> [Data rows]
————
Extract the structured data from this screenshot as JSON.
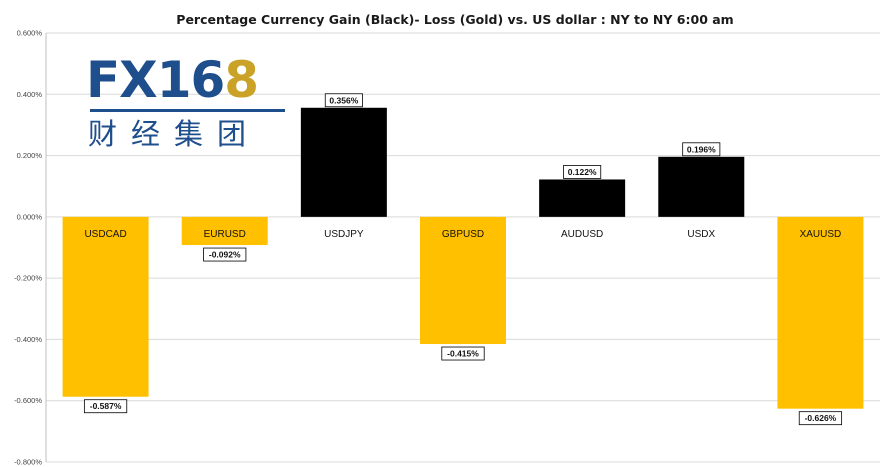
{
  "chart_data": {
    "type": "bar",
    "title": "Percentage Currency  Gain (Black)- Loss (Gold)  vs. US dollar :  NY  to  NY 6:00 am",
    "categories": [
      "USDCAD",
      "EURUSD",
      "USDJPY",
      "GBPUSD",
      "AUDUSD",
      "USDX",
      "XAUUSD"
    ],
    "values": [
      -0.587,
      -0.092,
      0.356,
      -0.415,
      0.122,
      0.196,
      -0.626
    ],
    "data_labels": [
      "-0.587%",
      "-0.092%",
      "0.356%",
      "-0.415%",
      "0.122%",
      "0.196%",
      "-0.626%"
    ],
    "y_ticks": [
      0.6,
      0.4,
      0.2,
      0.0,
      -0.2,
      -0.4,
      -0.6,
      -0.8
    ],
    "y_tick_labels": [
      "0.600%",
      "0.400%",
      "0.200%",
      "0.000%",
      "-0.200%",
      "-0.400%",
      "-0.600%",
      "-0.800%"
    ],
    "ylim": [
      -0.8,
      0.6
    ],
    "grid": true,
    "colors": {
      "gain": "#000000",
      "loss": "#ffc000",
      "grid": "#d9d9d9"
    }
  },
  "logo": {
    "latin_main": "FX16",
    "latin_accent": "8",
    "chinese": "财经集团"
  }
}
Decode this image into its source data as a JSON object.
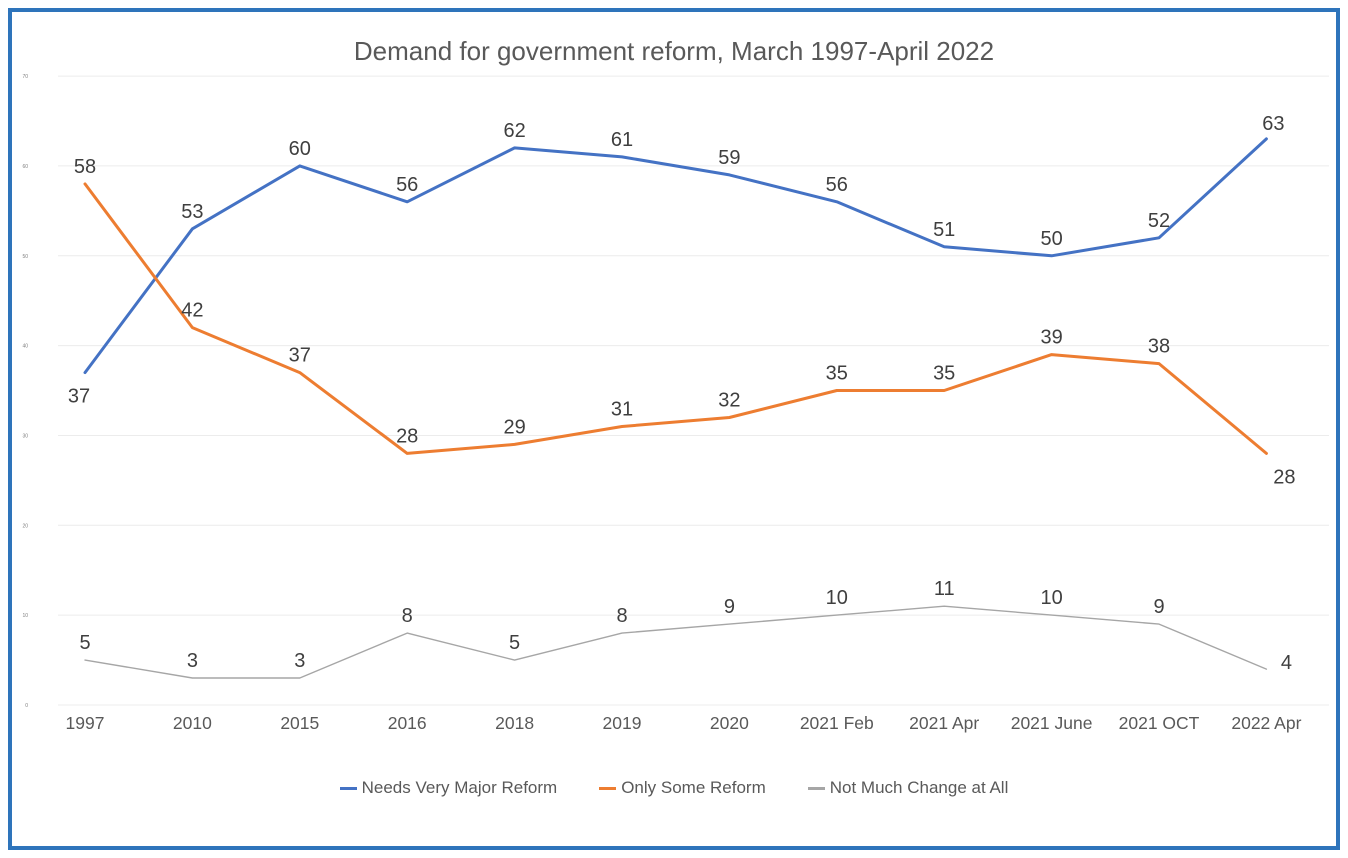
{
  "title": "Demand for government reform, March 1997-April 2022",
  "colors": {
    "frame": "#2E74BB",
    "gridline": "#ECECEC",
    "title_text": "#595959",
    "axis_text": "#595959",
    "label_text": "#3F3F3F",
    "series_blue": "#4472C4",
    "series_orange": "#ED7D31",
    "series_gray": "#A6A6A6"
  },
  "chart_data": {
    "type": "line",
    "title": "Demand for government reform, March 1997-April 2022",
    "categories": [
      "1997",
      "2010",
      "2015",
      "2016",
      "2018",
      "2019",
      "2020",
      "2021 Feb",
      "2021 Apr",
      "2021 June",
      "2021 OCT",
      "2022 Apr"
    ],
    "series": [
      {
        "name": "Needs Very Major Reform",
        "color": "#4472C4",
        "values": [
          37,
          53,
          60,
          56,
          62,
          61,
          59,
          56,
          51,
          50,
          52,
          63
        ]
      },
      {
        "name": "Only Some Reform",
        "color": "#ED7D31",
        "values": [
          58,
          42,
          37,
          28,
          29,
          31,
          32,
          35,
          35,
          39,
          38,
          28
        ]
      },
      {
        "name": "Not Much Change at All",
        "color": "#A6A6A6",
        "values": [
          5,
          3,
          3,
          8,
          5,
          8,
          9,
          10,
          11,
          10,
          9,
          4
        ]
      }
    ],
    "ylim": [
      0,
      70
    ],
    "y_ticks": [
      0,
      10,
      20,
      30,
      40,
      50,
      60,
      70
    ],
    "grid": true,
    "data_labels": true,
    "legend_position": "bottom"
  }
}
————
Copy the whole of the material above exactly, but not its images.

Extract the structured data from this screenshot as JSON.
{
  "chart_data": {
    "type": "bar",
    "title": "Percentage Currency  Gain (Black)- Loss (Gold)  vs. US dollar :  NY  to  NY 6:00 am",
    "categories": [
      "USDCAD",
      "EURUSD",
      "USDJPY",
      "GBPUSD",
      "AUDUSD",
      "USDX",
      "XAUUSD"
    ],
    "values": [
      -0.587,
      -0.092,
      0.356,
      -0.415,
      0.122,
      0.196,
      -0.626
    ],
    "data_labels": [
      "-0.587%",
      "-0.092%",
      "0.356%",
      "-0.415%",
      "0.122%",
      "0.196%",
      "-0.626%"
    ],
    "y_ticks": [
      0.6,
      0.4,
      0.2,
      0.0,
      -0.2,
      -0.4,
      -0.6,
      -0.8
    ],
    "y_tick_labels": [
      "0.600%",
      "0.400%",
      "0.200%",
      "0.000%",
      "-0.200%",
      "-0.400%",
      "-0.600%",
      "-0.800%"
    ],
    "ylim": [
      -0.8,
      0.6
    ],
    "grid": true,
    "colors": {
      "gain": "#000000",
      "loss": "#ffc000",
      "grid": "#d9d9d9"
    }
  },
  "logo": {
    "latin_main": "FX16",
    "latin_accent": "8",
    "chinese": "财经集团"
  }
}
Decode this image into its source data as a JSON object.
{
  "title": "Demand for government reform, March 1997-April 2022",
  "colors": {
    "frame": "#2E74BB",
    "gridline": "#ECECEC",
    "title_text": "#595959",
    "axis_text": "#595959",
    "label_text": "#3F3F3F",
    "series_blue": "#4472C4",
    "series_orange": "#ED7D31",
    "series_gray": "#A6A6A6"
  },
  "chart_data": {
    "type": "line",
    "title": "Demand for government reform, March 1997-April 2022",
    "categories": [
      "1997",
      "2010",
      "2015",
      "2016",
      "2018",
      "2019",
      "2020",
      "2021 Feb",
      "2021 Apr",
      "2021 June",
      "2021 OCT",
      "2022 Apr"
    ],
    "series": [
      {
        "name": "Needs Very Major Reform",
        "color": "#4472C4",
        "values": [
          37,
          53,
          60,
          56,
          62,
          61,
          59,
          56,
          51,
          50,
          52,
          63
        ]
      },
      {
        "name": "Only Some Reform",
        "color": "#ED7D31",
        "values": [
          58,
          42,
          37,
          28,
          29,
          31,
          32,
          35,
          35,
          39,
          38,
          28
        ]
      },
      {
        "name": "Not Much Change at All",
        "color": "#A6A6A6",
        "values": [
          5,
          3,
          3,
          8,
          5,
          8,
          9,
          10,
          11,
          10,
          9,
          4
        ]
      }
    ],
    "ylim": [
      0,
      70
    ],
    "y_ticks": [
      0,
      10,
      20,
      30,
      40,
      50,
      60,
      70
    ],
    "grid": true,
    "data_labels": true,
    "legend_position": "bottom"
  }
}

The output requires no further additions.